§ Short problem
Repeat the material exactly as it appears.

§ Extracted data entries
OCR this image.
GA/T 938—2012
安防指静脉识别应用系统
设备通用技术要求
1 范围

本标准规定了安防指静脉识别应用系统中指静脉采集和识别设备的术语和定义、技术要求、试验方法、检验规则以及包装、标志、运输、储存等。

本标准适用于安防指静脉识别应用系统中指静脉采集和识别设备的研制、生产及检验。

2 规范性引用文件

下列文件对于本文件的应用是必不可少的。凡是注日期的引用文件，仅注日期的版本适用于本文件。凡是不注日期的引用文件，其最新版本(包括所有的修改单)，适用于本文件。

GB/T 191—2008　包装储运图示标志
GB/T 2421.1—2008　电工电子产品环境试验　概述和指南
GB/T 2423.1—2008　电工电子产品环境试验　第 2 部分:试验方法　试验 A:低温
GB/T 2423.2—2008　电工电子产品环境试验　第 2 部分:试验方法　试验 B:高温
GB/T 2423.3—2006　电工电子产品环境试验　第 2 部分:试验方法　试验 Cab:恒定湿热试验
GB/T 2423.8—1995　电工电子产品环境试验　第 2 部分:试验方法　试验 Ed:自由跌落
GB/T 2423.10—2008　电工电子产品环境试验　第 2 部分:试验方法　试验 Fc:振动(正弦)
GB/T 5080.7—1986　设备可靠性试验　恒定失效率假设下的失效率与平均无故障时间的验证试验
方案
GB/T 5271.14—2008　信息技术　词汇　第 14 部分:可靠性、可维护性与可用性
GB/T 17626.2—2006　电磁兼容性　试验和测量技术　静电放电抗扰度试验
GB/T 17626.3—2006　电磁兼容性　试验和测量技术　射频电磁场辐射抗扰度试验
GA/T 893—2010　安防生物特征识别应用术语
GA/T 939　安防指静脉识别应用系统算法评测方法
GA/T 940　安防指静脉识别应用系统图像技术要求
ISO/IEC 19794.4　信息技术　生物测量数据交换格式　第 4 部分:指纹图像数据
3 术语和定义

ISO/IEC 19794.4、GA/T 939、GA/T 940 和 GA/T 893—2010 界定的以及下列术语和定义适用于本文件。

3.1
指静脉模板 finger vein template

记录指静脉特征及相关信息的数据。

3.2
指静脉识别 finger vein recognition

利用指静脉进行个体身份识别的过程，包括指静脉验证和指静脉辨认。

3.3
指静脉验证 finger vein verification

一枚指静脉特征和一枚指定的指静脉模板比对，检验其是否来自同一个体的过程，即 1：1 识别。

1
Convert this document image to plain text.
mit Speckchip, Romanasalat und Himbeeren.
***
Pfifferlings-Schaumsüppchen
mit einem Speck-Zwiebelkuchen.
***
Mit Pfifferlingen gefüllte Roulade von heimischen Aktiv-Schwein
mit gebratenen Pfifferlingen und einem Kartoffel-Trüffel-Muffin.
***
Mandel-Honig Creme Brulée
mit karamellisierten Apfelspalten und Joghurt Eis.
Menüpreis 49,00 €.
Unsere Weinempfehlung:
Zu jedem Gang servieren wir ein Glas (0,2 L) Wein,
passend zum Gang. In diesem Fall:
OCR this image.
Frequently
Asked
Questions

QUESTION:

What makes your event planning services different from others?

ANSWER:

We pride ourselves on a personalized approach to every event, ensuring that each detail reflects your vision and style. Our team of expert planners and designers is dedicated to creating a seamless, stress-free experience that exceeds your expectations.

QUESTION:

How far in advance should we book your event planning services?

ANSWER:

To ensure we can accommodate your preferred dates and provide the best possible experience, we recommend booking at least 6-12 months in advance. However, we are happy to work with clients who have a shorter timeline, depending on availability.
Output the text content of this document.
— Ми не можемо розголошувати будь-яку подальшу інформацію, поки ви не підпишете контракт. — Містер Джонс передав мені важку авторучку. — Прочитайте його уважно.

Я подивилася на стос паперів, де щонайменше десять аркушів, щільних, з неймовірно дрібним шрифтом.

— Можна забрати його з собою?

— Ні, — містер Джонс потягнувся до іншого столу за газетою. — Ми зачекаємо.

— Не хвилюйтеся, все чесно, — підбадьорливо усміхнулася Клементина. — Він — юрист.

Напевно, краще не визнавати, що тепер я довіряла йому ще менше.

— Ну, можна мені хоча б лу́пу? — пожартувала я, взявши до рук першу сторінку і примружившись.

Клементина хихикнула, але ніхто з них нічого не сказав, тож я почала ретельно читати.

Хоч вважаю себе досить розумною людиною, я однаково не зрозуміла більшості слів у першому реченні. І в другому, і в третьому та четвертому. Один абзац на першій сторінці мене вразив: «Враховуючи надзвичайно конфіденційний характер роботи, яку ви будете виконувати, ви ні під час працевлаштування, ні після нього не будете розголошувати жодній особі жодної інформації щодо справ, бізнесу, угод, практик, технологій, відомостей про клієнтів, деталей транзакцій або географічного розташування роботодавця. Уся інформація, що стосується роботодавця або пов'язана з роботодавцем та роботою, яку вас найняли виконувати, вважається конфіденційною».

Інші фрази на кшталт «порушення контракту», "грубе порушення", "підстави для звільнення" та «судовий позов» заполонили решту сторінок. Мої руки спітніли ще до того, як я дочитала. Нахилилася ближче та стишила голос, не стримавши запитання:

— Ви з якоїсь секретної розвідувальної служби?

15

§ Answer below
OCR this image.
GA/T 938—2012
安防指静脉识别应用系统
设备通用技术要求
1 范围

本标准规定了安防指静脉识别应用系统中指静脉采集和识别设备的术语和定义、技术要求、试验方法、检验规则以及包装、标志、运输、储存等。

本标准适用于安防指静脉识别应用系统中指静脉采集和识别设备的研制、生产及检验。

2 规范性引用文件

下列文件对于本文件的应用是必不可少的。凡是注日期的引用文件，仅注日期的版本适用于本文件。凡是不注日期的引用文件，其最新版本(包括所有的修改单)，适用于本文件。

GB/T 191—2008　包装储运图示标志
GB/T 2421.1—2008　电工电子产品环境试验　概述和指南
GB/T 2423.1—2008　电工电子产品环境试验　第 2 部分:试验方法　试验 A:低温
GB/T 2423.2—2008　电工电子产品环境试验　第 2 部分:试验方法　试验 B:高温
GB/T 2423.3—2006　电工电子产品环境试验　第 2 部分:试验方法　试验 Cab:恒定湿热试验
GB/T 2423.8—1995　电工电子产品环境试验　第 2 部分:试验方法　试验 Ed:自由跌落
GB/T 2423.10—2008　电工电子产品环境试验　第 2 部分:试验方法　试验 Fc:振动(正弦)
GB/T 5080.7—1986　设备可靠性试验　恒定失效率假设下的失效率与平均无故障时间的验证试验
方案
GB/T 5271.14—2008　信息技术　词汇　第 14 部分:可靠性、可维护性与可用性
GB/T 17626.2—2006　电磁兼容性　试验和测量技术　静电放电抗扰度试验
GB/T 17626.3—2006　电磁兼容性　试验和测量技术　射频电磁场辐射抗扰度试验
GA/T 893—2010　安防生物特征识别应用术语
GA/T 939　安防指静脉识别应用系统算法评测方法
GA/T 940　安防指静脉识别应用系统图像技术要求
ISO/IEC 19794.4　信息技术　生物测量数据交换格式　第 4 部分:指纹图像数据
3 术语和定义

ISO/IEC 19794.4、GA/T 939、GA/T 940 和 GA/T 893—2010 界定的以及下列术语和定义适用于本文件。

3.1
指静脉模板 finger vein template

记录指静脉特征及相关信息的数据。

3.2
指静脉识别 finger vein recognition

利用指静脉进行个体身份识别的过程，包括指静脉验证和指静脉辨认。

3.3
指静脉验证 finger vein verification

一枚指静脉特征和一枚指定的指静脉模板比对，检验其是否来自同一个体的过程，即 1：1 识别。

1
Convert this document image to plain text.
mit Speckchip, Romanasalat und Himbeeren.
***
Pfifferlings-Schaumsüppchen
mit einem Speck-Zwiebelkuchen.
***
Mit Pfifferlingen gefüllte Roulade von heimischen Aktiv-Schwein
mit gebratenen Pfifferlingen und einem Kartoffel-Trüffel-Muffin.
***
Mandel-Honig Creme Brulée
mit karamellisierten Apfelspalten und Joghurt Eis.
Menüpreis 49,00 €.
Unsere Weinempfehlung:
Zu jedem Gang servieren wir ein Glas (0,2 L) Wein,
passend zum Gang. In diesem Fall:
OCR this image.
Frequently
Asked
Questions

QUESTION:

What makes your event planning services different from others?

ANSWER:

We pride ourselves on a personalized approach to every event, ensuring that each detail reflects your vision and style. Our team of expert planners and designers is dedicated to creating a seamless, stress-free experience that exceeds your expectations.

QUESTION:

How far in advance should we book your event planning services?

ANSWER:

To ensure we can accommodate your preferred dates and provide the best possible experience, we recommend booking at least 6-12 months in advance. However, we are happy to work with clients who have a shorter timeline, depending on availability.
Output the text content of this document.
— Ми не можемо розголошувати будь-яку подальшу інформацію, поки ви не підпишете контракт. — Містер Джонс передав мені важку авторучку. — Прочитайте його уважно.

Я подивилася на стос паперів, де щонайменше десять аркушів, щільних, з неймовірно дрібним шрифтом.

— Можна забрати його з собою?

— Ні, — містер Джонс потягнувся до іншого столу за газетою. — Ми зачекаємо.

— Не хвилюйтеся, все чесно, — підбадьорливо усміхнулася Клементина. — Він — юрист.

Напевно, краще не визнавати, що тепер я довіряла йому ще менше.

— Ну, можна мені хоча б лу́пу? — пожартувала я, взявши до рук першу сторінку і примружившись.

Клементина хихикнула, але ніхто з них нічого не сказав, тож я почала ретельно читати.

Хоч вважаю себе досить розумною людиною, я однаково не зрозуміла більшості слів у першому реченні. І в другому, і в третьому та четвертому. Один абзац на першій сторінці мене вразив: «Враховуючи надзвичайно конфіденційний характер роботи, яку ви будете виконувати, ви ні під час працевлаштування, ні після нього не будете розголошувати жодній особі жодної інформації щодо справ, бізнесу, угод, практик, технологій, відомостей про клієнтів, деталей транзакцій або географічного розташування роботодавця. Уся інформація, що стосується роботодавця або пов'язана з роботодавцем та роботою, яку вас найняли виконувати, вважається конфіденційною».

Інші фрази на кшталт «порушення контракту», "грубе порушення", "підстави для звільнення" та «судовий позов» заполонили решту сторінок. Мої руки спітніли ще до того, як я дочитала. Нахилилася ближче та стишила голос, не стримавши запитання:

— Ви з якоїсь секретної розвідувальної служби?

15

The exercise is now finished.